- Problem details -
In the entries below, find every line holding the string "content" and collect it.

::::

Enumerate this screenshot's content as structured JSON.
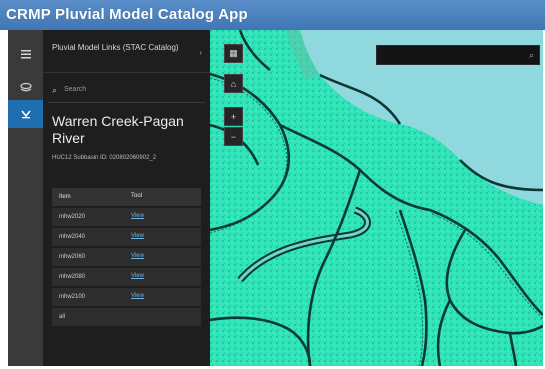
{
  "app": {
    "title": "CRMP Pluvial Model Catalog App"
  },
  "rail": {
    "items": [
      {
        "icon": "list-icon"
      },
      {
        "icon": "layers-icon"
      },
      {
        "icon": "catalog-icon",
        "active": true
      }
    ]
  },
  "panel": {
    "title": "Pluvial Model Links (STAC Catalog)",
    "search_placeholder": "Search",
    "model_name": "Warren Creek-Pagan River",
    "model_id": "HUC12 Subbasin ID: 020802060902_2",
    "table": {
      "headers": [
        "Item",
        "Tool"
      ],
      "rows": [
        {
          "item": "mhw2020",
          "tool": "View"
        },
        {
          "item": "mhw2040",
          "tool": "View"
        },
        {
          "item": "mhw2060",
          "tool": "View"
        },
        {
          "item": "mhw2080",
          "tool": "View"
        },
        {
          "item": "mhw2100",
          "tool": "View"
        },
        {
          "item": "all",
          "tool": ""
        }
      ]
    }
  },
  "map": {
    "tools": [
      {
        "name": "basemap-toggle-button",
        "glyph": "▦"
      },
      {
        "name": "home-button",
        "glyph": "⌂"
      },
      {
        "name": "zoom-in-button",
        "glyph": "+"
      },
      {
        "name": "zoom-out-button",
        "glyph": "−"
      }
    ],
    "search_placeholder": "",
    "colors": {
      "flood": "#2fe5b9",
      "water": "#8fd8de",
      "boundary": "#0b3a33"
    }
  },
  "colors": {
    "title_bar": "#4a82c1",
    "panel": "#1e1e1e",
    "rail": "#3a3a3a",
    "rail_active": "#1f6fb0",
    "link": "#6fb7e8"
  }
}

::::

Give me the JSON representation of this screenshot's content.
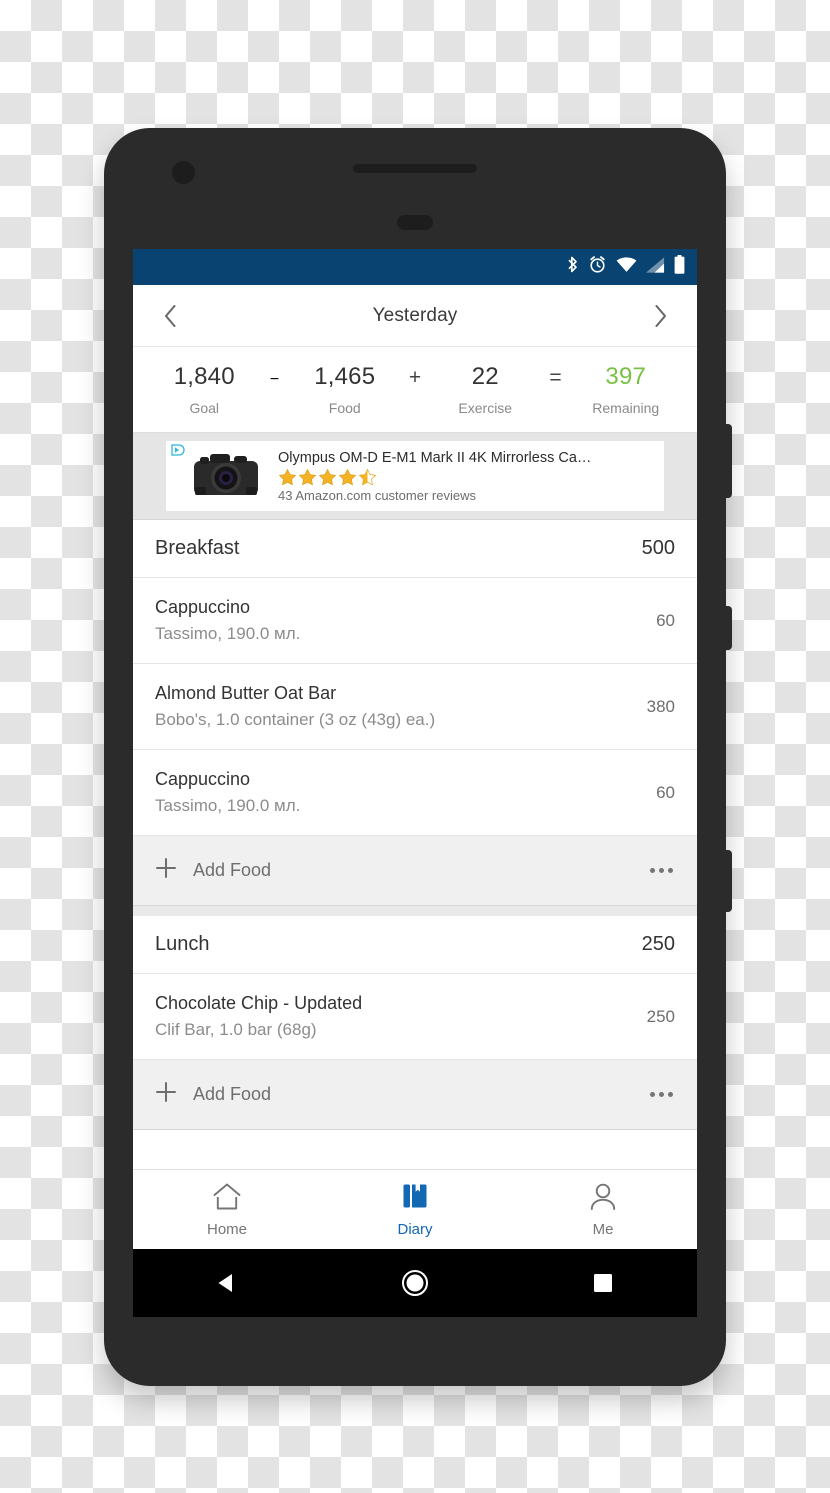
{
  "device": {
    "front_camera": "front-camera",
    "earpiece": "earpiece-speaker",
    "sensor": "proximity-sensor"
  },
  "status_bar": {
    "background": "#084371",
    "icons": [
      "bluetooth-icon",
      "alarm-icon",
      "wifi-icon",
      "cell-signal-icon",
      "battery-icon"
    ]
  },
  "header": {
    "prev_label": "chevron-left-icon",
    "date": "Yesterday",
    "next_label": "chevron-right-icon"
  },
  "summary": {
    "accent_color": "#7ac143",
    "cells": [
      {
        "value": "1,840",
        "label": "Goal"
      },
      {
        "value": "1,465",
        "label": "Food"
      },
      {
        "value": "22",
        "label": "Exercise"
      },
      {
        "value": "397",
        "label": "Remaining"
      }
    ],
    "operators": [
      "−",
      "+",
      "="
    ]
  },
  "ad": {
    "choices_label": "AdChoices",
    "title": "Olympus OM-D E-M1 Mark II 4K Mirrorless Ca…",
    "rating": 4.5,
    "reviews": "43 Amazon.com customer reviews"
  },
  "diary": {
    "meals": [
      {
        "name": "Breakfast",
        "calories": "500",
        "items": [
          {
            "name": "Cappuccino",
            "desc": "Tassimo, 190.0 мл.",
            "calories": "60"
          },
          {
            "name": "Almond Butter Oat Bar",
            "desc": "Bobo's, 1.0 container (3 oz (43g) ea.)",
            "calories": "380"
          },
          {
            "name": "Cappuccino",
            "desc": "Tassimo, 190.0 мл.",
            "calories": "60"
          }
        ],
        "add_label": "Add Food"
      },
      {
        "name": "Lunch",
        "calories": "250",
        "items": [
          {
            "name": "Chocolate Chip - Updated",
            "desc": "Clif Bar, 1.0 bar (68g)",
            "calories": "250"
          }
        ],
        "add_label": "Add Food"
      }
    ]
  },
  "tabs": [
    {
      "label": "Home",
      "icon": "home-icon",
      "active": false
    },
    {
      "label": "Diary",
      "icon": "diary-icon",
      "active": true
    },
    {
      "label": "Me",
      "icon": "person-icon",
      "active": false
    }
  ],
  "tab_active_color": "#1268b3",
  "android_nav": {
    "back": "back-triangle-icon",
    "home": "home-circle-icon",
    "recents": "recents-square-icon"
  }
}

::::

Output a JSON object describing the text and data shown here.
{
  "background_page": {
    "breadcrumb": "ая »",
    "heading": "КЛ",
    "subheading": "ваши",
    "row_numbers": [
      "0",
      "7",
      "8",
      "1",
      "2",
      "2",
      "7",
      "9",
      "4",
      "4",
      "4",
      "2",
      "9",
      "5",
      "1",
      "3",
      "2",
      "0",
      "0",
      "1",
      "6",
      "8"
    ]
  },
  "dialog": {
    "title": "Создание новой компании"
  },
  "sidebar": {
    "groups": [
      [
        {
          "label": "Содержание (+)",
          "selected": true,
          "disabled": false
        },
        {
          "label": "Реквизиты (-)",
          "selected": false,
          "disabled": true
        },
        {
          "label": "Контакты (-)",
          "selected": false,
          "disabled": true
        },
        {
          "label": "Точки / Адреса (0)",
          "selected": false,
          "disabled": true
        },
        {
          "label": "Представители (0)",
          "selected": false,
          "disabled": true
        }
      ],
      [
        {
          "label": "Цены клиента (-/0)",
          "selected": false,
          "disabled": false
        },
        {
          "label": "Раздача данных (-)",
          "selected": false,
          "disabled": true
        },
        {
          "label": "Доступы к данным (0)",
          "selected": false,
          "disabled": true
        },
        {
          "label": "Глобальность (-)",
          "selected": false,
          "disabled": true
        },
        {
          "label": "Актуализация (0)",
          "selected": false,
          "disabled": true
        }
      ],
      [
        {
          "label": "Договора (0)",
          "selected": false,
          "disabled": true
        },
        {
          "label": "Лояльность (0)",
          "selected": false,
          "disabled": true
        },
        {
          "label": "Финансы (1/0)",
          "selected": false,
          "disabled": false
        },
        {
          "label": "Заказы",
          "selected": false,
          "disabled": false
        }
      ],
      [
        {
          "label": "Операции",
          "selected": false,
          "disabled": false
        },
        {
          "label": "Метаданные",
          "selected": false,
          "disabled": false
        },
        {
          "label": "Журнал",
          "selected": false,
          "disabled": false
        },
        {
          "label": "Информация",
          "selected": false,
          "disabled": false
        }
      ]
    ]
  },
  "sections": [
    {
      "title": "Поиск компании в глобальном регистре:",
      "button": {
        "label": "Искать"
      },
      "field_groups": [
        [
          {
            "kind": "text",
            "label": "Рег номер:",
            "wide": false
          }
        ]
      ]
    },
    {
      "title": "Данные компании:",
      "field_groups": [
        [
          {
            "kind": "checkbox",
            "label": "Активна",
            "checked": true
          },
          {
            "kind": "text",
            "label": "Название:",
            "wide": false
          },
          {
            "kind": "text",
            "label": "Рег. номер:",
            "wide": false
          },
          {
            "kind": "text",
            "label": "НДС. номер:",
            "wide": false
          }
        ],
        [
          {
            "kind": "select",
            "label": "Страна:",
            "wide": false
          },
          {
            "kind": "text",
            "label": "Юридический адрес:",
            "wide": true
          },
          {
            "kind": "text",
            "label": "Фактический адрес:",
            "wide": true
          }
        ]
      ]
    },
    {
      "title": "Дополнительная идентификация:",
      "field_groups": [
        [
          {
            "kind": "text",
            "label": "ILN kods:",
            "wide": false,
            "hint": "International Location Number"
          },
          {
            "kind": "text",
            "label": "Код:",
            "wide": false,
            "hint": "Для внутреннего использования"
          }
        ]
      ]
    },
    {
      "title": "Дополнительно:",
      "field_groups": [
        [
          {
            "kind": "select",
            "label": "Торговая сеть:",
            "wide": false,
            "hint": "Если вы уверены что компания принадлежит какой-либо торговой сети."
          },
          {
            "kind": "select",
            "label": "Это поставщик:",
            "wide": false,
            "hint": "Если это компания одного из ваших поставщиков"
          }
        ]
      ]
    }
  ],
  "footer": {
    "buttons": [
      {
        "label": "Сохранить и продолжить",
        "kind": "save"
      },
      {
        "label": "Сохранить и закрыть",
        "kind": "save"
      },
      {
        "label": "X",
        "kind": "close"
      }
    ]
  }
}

::::

- Result of the exercise -
Enumerate this screenshot's content as structured JSON.
Give me the JSON representation of this screenshot's content.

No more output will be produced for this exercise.